What is asked
Look through the material below for "from". Copy every line that contains it.

---- Given records

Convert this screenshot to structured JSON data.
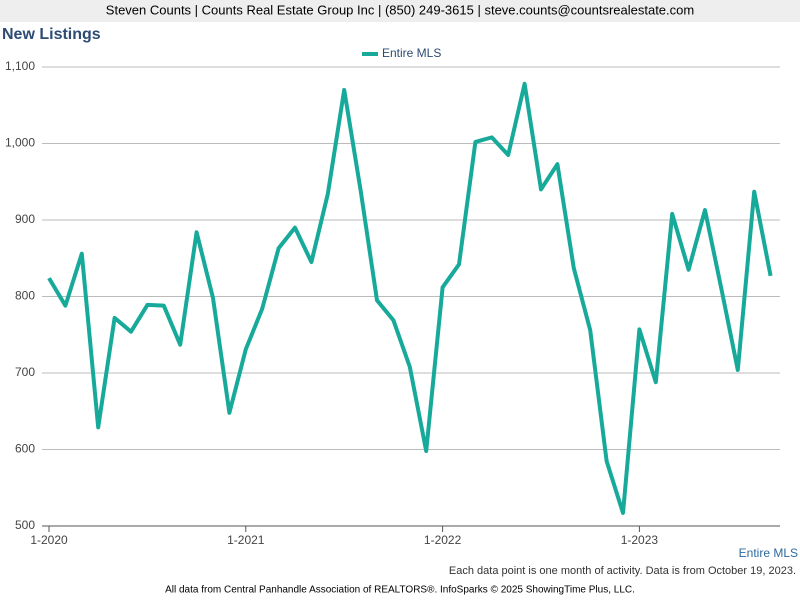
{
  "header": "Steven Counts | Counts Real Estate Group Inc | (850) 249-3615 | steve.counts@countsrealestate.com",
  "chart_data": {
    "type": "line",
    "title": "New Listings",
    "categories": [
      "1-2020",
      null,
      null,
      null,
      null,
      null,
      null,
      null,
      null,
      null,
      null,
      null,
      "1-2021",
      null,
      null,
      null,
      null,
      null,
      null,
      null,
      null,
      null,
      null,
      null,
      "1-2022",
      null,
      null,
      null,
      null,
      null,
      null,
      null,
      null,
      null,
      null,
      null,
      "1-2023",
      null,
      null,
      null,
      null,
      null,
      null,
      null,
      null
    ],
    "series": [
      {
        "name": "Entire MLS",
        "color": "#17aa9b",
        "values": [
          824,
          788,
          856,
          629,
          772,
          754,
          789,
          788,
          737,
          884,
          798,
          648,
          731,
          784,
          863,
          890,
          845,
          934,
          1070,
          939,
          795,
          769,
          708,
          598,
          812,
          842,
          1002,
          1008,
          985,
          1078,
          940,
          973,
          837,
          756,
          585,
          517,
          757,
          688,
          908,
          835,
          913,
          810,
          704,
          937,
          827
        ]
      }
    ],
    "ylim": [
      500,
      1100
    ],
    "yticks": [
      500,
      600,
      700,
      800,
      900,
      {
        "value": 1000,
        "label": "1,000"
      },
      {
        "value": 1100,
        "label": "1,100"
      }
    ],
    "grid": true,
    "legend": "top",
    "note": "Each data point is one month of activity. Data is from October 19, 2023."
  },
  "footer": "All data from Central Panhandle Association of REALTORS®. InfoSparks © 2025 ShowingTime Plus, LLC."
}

--------

Expected output
    "note": "Each data point is one month of activity. Data is from October 19, 2023."
  "footer": "All data from Central Panhandle Association of REALTORS®. InfoSparks © 2025 ShowingTime Plus, LLC."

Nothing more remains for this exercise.